# start of INPUT RECORDS
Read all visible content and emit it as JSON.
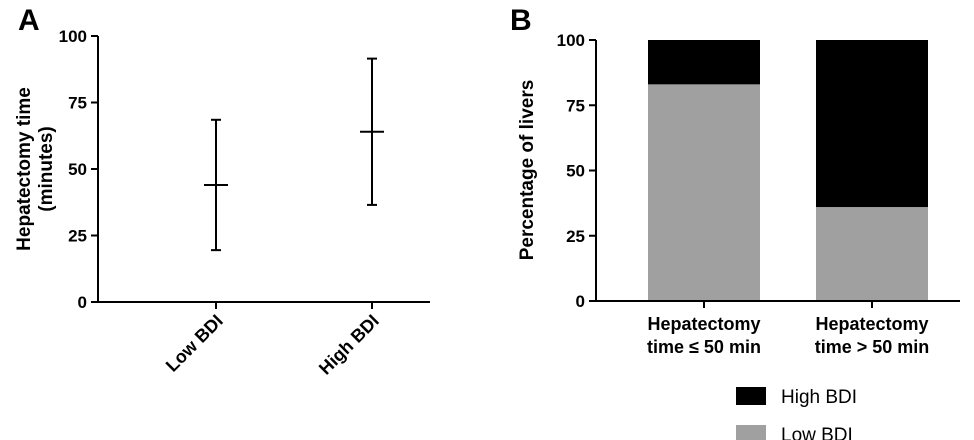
{
  "chart_data": [
    {
      "panel": "A",
      "type": "errorbar",
      "ylabel": [
        "Hepatectomy time",
        "(minutes)"
      ],
      "ylim": [
        0,
        100
      ],
      "yticks": [
        0,
        25,
        50,
        75,
        100
      ],
      "categories": [
        "Low BDI",
        "High  BDI"
      ],
      "series": [
        {
          "values": [
            44,
            64
          ],
          "lower": [
            19.5,
            36.5
          ],
          "upper": [
            68.5,
            91.5
          ]
        }
      ]
    },
    {
      "panel": "B",
      "type": "bar",
      "stacked": true,
      "ylabel": "Percentage of livers",
      "ylim": [
        0,
        100
      ],
      "yticks": [
        0,
        25,
        50,
        75,
        100
      ],
      "categories": [
        {
          "line1": "Hepatectomy",
          "line2": "time ≤ 50 min"
        },
        {
          "line1": "Hepatectomy",
          "line2": "time > 50 min"
        }
      ],
      "series": [
        {
          "name": "Low BDI",
          "values": [
            83,
            36
          ],
          "color": "#a0a0a0"
        },
        {
          "name": "High BDI",
          "values": [
            17,
            64
          ],
          "color": "#000000"
        }
      ],
      "legend": [
        {
          "name": "High BDI",
          "color": "#000000"
        },
        {
          "name": "Low BDI",
          "color": "#a0a0a0"
        }
      ],
      "legend_position": "bottom-right"
    }
  ]
}
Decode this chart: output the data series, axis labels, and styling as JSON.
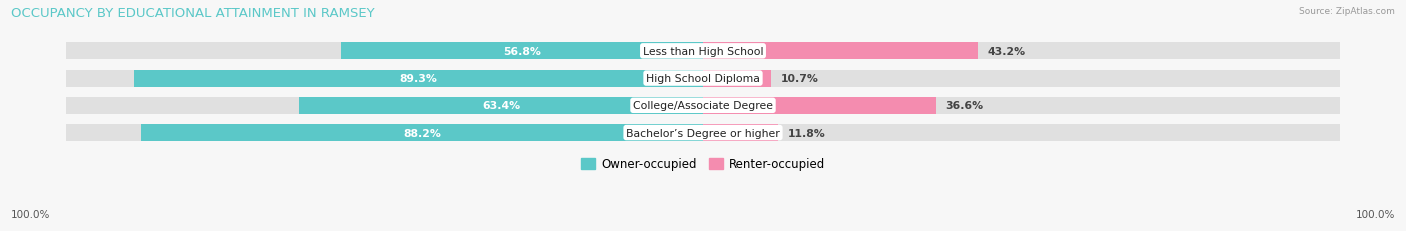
{
  "title": "OCCUPANCY BY EDUCATIONAL ATTAINMENT IN RAMSEY",
  "source": "Source: ZipAtlas.com",
  "categories": [
    "Bachelor’s Degree or higher",
    "College/Associate Degree",
    "High School Diploma",
    "Less than High School"
  ],
  "owner_pct": [
    88.2,
    63.4,
    89.3,
    56.8
  ],
  "renter_pct": [
    11.8,
    36.6,
    10.7,
    43.2
  ],
  "owner_color": "#5bc8c8",
  "renter_color": "#f48caf",
  "bar_bg_color": "#e0e0e0",
  "bg_color": "#f7f7f7",
  "bar_height": 0.62,
  "title_fontsize": 9.5,
  "label_fontsize": 7.8,
  "axis_label_fontsize": 7.5,
  "legend_fontsize": 8.5
}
# end of INPUT RECORDS
→ **EXERCISE TASK**: Quote the listing above in full, except for the pictures.

→ **RESPONSE TO THE EXERCISE**:
Read all visible content and emit it as JSON.
{
  "chart_data": [
    {
      "panel": "A",
      "type": "errorbar",
      "ylabel": [
        "Hepatectomy time",
        "(minutes)"
      ],
      "ylim": [
        0,
        100
      ],
      "yticks": [
        0,
        25,
        50,
        75,
        100
      ],
      "categories": [
        "Low BDI",
        "High  BDI"
      ],
      "series": [
        {
          "values": [
            44,
            64
          ],
          "lower": [
            19.5,
            36.5
          ],
          "upper": [
            68.5,
            91.5
          ]
        }
      ]
    },
    {
      "panel": "B",
      "type": "bar",
      "stacked": true,
      "ylabel": "Percentage of livers",
      "ylim": [
        0,
        100
      ],
      "yticks": [
        0,
        25,
        50,
        75,
        100
      ],
      "categories": [
        {
          "line1": "Hepatectomy",
          "line2": "time ≤ 50 min"
        },
        {
          "line1": "Hepatectomy",
          "line2": "time > 50 min"
        }
      ],
      "series": [
        {
          "name": "Low BDI",
          "values": [
            83,
            36
          ],
          "color": "#a0a0a0"
        },
        {
          "name": "High BDI",
          "values": [
            17,
            64
          ],
          "color": "#000000"
        }
      ],
      "legend": [
        {
          "name": "High BDI",
          "color": "#000000"
        },
        {
          "name": "Low BDI",
          "color": "#a0a0a0"
        }
      ],
      "legend_position": "bottom-right"
    }
  ]
}
Decode this chart: output the data series, axis labels, and styling as JSON.
{
  "title": "OCCUPANCY BY EDUCATIONAL ATTAINMENT IN RAMSEY",
  "source": "Source: ZipAtlas.com",
  "categories": [
    "Bachelor’s Degree or higher",
    "College/Associate Degree",
    "High School Diploma",
    "Less than High School"
  ],
  "owner_pct": [
    88.2,
    63.4,
    89.3,
    56.8
  ],
  "renter_pct": [
    11.8,
    36.6,
    10.7,
    43.2
  ],
  "owner_color": "#5bc8c8",
  "renter_color": "#f48caf",
  "bar_bg_color": "#e0e0e0",
  "bg_color": "#f7f7f7",
  "bar_height": 0.62,
  "title_fontsize": 9.5,
  "label_fontsize": 7.8,
  "axis_label_fontsize": 7.5,
  "legend_fontsize": 8.5
}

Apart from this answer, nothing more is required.